● **Written problem**: Exactly reproduce each record listed below.

● **Source data**:
::::::

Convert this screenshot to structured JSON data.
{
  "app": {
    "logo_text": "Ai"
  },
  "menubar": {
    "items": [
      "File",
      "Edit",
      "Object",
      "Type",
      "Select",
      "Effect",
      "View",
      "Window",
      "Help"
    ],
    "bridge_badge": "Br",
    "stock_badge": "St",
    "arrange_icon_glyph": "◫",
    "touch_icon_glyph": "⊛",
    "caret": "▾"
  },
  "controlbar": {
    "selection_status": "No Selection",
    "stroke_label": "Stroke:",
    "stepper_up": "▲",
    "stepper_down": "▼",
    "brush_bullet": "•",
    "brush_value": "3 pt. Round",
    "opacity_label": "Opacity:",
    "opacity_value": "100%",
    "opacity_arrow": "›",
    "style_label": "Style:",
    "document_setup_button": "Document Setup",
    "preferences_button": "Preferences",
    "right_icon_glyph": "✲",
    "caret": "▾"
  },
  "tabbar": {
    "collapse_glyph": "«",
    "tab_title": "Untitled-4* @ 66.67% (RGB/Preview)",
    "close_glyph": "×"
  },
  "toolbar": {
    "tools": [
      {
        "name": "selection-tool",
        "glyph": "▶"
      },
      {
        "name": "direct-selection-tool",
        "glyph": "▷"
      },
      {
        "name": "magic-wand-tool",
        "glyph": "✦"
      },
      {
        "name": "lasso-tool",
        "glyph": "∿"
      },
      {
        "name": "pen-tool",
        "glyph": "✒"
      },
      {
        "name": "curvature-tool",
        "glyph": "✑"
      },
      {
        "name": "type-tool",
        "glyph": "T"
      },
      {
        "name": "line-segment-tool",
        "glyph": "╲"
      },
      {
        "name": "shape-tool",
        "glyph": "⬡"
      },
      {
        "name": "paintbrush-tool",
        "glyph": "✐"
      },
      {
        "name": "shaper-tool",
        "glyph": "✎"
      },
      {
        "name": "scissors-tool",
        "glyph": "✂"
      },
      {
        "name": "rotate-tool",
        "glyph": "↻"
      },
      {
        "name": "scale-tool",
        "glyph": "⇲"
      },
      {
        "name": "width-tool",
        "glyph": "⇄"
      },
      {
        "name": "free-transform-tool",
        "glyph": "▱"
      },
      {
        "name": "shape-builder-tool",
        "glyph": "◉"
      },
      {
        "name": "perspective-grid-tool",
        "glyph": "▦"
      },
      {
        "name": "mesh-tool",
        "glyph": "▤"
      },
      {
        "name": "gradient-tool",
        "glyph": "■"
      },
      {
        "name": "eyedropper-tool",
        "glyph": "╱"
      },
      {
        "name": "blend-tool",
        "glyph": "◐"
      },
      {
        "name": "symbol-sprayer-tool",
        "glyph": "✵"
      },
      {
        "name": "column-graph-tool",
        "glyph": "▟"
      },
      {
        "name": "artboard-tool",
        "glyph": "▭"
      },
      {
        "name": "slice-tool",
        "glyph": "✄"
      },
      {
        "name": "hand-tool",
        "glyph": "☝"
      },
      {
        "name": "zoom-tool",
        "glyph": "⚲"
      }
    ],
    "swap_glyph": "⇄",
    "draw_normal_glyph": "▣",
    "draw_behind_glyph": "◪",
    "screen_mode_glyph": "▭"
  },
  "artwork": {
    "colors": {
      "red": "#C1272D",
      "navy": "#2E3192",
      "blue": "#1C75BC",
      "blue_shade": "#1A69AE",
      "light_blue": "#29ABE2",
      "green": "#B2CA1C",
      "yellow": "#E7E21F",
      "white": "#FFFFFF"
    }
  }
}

::::::

● **The completed task**:
Convert this screenshot to structured JSON data.
{
  "app": {
    "logo_text": "Ai"
  },
  "menubar": {
    "items": [
      "File",
      "Edit",
      "Object",
      "Type",
      "Select",
      "Effect",
      "View",
      "Window",
      "Help"
    ],
    "bridge_badge": "Br",
    "stock_badge": "St",
    "arrange_icon_glyph": "◫",
    "touch_icon_glyph": "⊛",
    "caret": "▾"
  },
  "controlbar": {
    "selection_status": "No Selection",
    "stroke_label": "Stroke:",
    "stepper_up": "▲",
    "stepper_down": "▼",
    "brush_bullet": "•",
    "brush_value": "3 pt. Round",
    "opacity_label": "Opacity:",
    "opacity_value": "100%",
    "opacity_arrow": "›",
    "style_label": "Style:",
    "document_setup_button": "Document Setup",
    "preferences_button": "Preferences",
    "right_icon_glyph": "✲",
    "caret": "▾"
  },
  "tabbar": {
    "collapse_glyph": "«",
    "tab_title": "Untitled-4* @ 66.67% (RGB/Preview)",
    "close_glyph": "×"
  },
  "toolbar": {
    "tools": [
      {
        "name": "selection-tool",
        "glyph": "▶"
      },
      {
        "name": "direct-selection-tool",
        "glyph": "▷"
      },
      {
        "name": "magic-wand-tool",
        "glyph": "✦"
      },
      {
        "name": "lasso-tool",
        "glyph": "∿"
      },
      {
        "name": "pen-tool",
        "glyph": "✒"
      },
      {
        "name": "curvature-tool",
        "glyph": "✑"
      },
      {
        "name": "type-tool",
        "glyph": "T"
      },
      {
        "name": "line-segment-tool",
        "glyph": "╲"
      },
      {
        "name": "shape-tool",
        "glyph": "⬡"
      },
      {
        "name": "paintbrush-tool",
        "glyph": "✐"
      },
      {
        "name": "shaper-tool",
        "glyph": "✎"
      },
      {
        "name": "scissors-tool",
        "glyph": "✂"
      },
      {
        "name": "rotate-tool",
        "glyph": "↻"
      },
      {
        "name": "scale-tool",
        "glyph": "⇲"
      },
      {
        "name": "width-tool",
        "glyph": "⇄"
      },
      {
        "name": "free-transform-tool",
        "glyph": "▱"
      },
      {
        "name": "shape-builder-tool",
        "glyph": "◉"
      },
      {
        "name": "perspective-grid-tool",
        "glyph": "▦"
      },
      {
        "name": "mesh-tool",
        "glyph": "▤"
      },
      {
        "name": "gradient-tool",
        "glyph": "■"
      },
      {
        "name": "eyedropper-tool",
        "glyph": "╱"
      },
      {
        "name": "blend-tool",
        "glyph": "◐"
      },
      {
        "name": "symbol-sprayer-tool",
        "glyph": "✵"
      },
      {
        "name": "column-graph-tool",
        "glyph": "▟"
      },
      {
        "name": "artboard-tool",
        "glyph": "▭"
      },
      {
        "name": "slice-tool",
        "glyph": "✄"
      },
      {
        "name": "hand-tool",
        "glyph": "☝"
      },
      {
        "name": "zoom-tool",
        "glyph": "⚲"
      }
    ],
    "swap_glyph": "⇄",
    "draw_normal_glyph": "▣",
    "draw_behind_glyph": "◪",
    "screen_mode_glyph": "▭"
  },
  "artwork": {
    "colors": {
      "red": "#C1272D",
      "navy": "#2E3192",
      "blue": "#1C75BC",
      "blue_shade": "#1A69AE",
      "light_blue": "#29ABE2",
      "green": "#B2CA1C",
      "yellow": "#E7E21F",
      "white": "#FFFFFF"
    }
  }
}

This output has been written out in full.